• [DIRECTIONS] Scan the following material for the string "hiện" and copy each line in which it appears.

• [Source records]
· · · ·

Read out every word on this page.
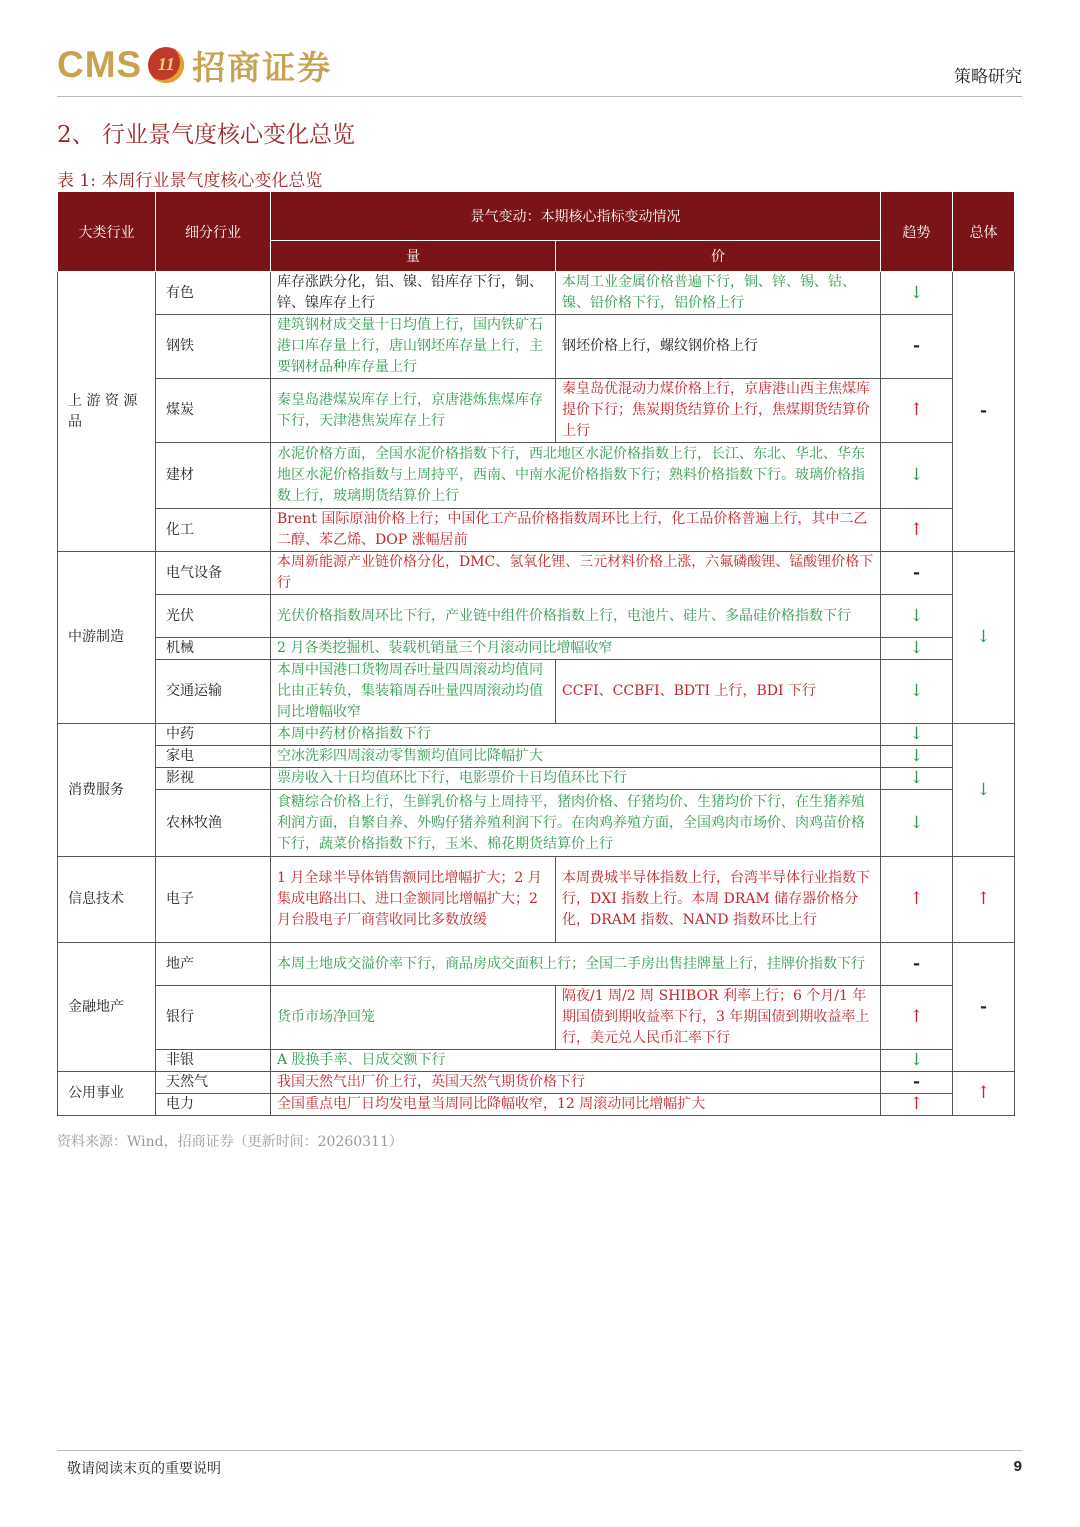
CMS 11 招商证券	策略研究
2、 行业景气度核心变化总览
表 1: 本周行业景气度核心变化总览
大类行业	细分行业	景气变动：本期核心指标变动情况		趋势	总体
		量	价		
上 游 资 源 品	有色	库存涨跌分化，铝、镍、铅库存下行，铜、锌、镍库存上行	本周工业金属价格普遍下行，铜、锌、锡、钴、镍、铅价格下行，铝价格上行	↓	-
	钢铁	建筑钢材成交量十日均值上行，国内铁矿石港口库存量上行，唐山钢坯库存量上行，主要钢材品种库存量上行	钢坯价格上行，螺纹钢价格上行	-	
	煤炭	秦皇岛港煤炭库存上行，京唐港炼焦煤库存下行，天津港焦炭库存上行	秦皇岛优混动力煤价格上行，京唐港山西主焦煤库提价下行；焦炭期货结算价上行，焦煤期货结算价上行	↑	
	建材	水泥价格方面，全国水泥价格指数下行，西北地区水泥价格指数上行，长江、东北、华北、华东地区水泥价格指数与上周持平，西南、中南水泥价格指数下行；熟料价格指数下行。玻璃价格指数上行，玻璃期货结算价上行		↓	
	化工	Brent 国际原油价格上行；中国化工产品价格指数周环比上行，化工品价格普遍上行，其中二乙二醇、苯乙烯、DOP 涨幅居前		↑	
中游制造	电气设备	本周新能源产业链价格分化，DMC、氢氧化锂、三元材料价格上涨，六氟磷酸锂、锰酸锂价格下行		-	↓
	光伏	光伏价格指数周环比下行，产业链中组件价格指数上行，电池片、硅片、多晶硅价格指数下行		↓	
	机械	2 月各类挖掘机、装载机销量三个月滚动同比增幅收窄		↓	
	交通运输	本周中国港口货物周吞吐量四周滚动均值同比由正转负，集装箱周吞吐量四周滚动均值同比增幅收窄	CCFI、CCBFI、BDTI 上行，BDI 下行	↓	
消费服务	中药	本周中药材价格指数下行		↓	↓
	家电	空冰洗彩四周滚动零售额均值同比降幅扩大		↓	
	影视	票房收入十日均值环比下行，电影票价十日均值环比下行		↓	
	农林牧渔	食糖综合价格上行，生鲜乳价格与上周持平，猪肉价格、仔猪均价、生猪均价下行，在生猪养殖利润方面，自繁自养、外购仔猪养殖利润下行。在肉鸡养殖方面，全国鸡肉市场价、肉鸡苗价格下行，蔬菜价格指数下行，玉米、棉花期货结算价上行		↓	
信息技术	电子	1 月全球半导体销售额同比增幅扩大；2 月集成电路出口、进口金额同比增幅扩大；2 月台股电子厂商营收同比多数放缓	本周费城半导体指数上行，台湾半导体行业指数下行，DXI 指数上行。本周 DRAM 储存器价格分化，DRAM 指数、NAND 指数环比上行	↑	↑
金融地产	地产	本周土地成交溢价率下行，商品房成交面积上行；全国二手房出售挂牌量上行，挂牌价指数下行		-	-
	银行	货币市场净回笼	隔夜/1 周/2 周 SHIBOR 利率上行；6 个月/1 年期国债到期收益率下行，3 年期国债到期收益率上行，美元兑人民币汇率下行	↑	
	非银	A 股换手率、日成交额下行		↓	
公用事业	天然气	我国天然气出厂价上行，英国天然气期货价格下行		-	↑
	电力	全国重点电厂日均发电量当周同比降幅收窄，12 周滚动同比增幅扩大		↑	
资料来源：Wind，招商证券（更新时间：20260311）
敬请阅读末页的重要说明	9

· · · ·

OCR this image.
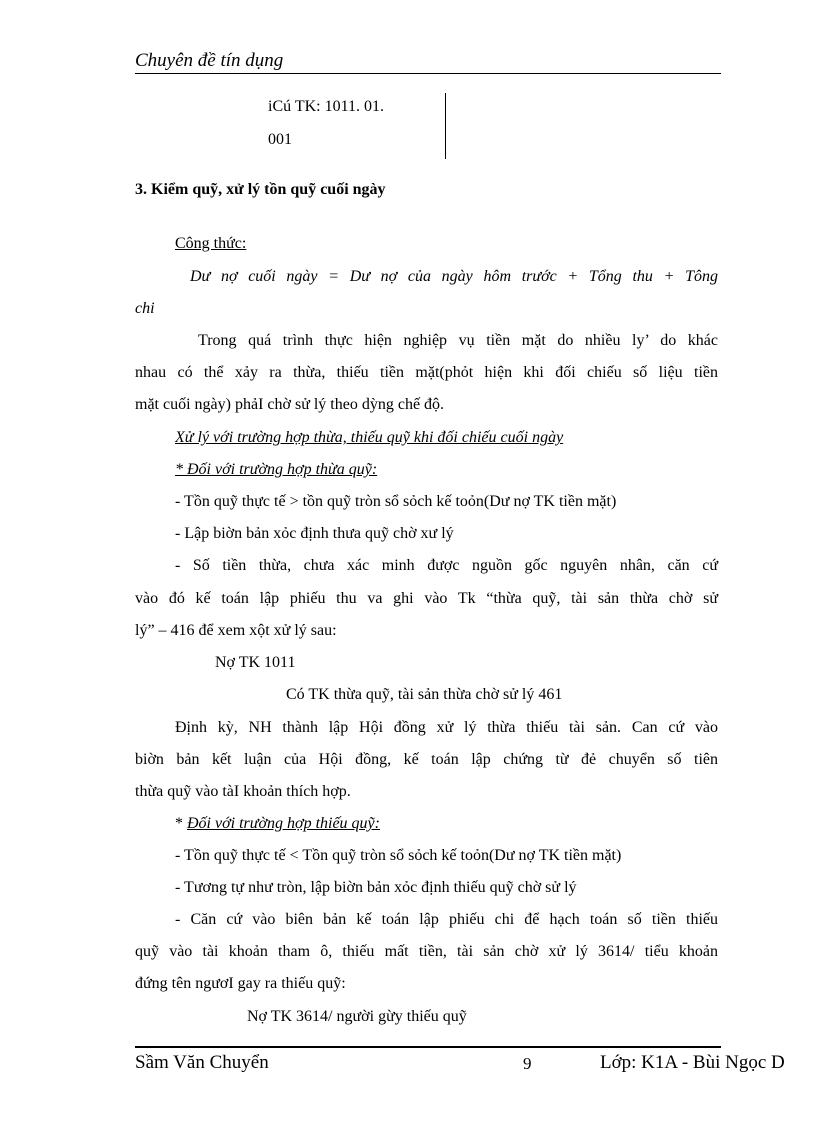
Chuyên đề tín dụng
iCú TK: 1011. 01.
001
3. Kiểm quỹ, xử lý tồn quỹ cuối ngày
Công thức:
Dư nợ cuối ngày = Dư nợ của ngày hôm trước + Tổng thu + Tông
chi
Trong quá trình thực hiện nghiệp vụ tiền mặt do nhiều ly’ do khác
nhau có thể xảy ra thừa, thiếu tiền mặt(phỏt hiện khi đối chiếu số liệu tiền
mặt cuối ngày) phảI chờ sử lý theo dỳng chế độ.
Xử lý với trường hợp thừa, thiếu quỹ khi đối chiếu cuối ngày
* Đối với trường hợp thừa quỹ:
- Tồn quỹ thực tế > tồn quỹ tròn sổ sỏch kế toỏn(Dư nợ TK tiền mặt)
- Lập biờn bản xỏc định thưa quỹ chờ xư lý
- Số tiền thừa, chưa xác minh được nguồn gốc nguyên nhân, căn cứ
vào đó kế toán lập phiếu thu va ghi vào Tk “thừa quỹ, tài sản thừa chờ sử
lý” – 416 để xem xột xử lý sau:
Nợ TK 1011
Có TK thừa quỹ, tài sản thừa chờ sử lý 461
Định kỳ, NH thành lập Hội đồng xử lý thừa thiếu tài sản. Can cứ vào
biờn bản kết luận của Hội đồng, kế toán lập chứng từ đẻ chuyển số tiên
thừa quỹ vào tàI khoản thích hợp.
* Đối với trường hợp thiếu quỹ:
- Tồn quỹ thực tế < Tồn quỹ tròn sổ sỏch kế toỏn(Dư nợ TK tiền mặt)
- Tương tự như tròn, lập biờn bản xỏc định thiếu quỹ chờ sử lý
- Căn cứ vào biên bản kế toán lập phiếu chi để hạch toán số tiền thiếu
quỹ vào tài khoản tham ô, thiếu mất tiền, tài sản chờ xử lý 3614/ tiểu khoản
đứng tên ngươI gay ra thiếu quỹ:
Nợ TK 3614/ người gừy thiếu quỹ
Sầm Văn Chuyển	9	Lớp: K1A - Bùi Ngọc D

· · · ·

• [ANSWER IN FULL]
Trong quá trình thực hiện nghiệp vụ tiền mặt do nhiều ly’ do khác
nhau có thể xảy ra thừa, thiếu tiền mặt(phỏt hiện khi đối chiếu số liệu tiền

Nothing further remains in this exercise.